▸ **Aim**
Under this task are some entries; return every one of them exactly.

Records that describe figures
=-=-=

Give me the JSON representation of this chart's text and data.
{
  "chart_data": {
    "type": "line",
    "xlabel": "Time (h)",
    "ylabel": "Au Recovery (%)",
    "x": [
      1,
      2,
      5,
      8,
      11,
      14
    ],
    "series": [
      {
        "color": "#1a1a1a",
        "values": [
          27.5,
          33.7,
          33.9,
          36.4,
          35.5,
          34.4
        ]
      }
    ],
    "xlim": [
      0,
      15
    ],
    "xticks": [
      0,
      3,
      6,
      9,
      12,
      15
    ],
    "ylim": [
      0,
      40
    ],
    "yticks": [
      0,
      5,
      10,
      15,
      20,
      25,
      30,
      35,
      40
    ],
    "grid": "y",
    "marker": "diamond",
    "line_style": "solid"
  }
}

=-=-=

▸ **Exercise response**
Give me the JSON representation of this chart's text and data.
{
  "chart_data": {
    "type": "line",
    "xlabel": "Time (h)",
    "ylabel": "Au Recovery (%)",
    "x": [
      1,
      2,
      5,
      8,
      11,
      14
    ],
    "series": [
      {
        "color": "#1a1a1a",
        "values": [
          27.5,
          33.7,
          33.9,
          36.4,
          35.5,
          34.4
        ]
      }
    ],
    "xlim": [
      0,
      15
    ],
    "xticks": [
      0,
      3,
      6,
      9,
      12,
      15
    ],
    "ylim": [
      0,
      40
    ],
    "yticks": [
      0,
      5,
      10,
      15,
      20,
      25,
      30,
      35,
      40
    ],
    "grid": "y",
    "marker": "diamond",
    "line_style": "solid"
  }
}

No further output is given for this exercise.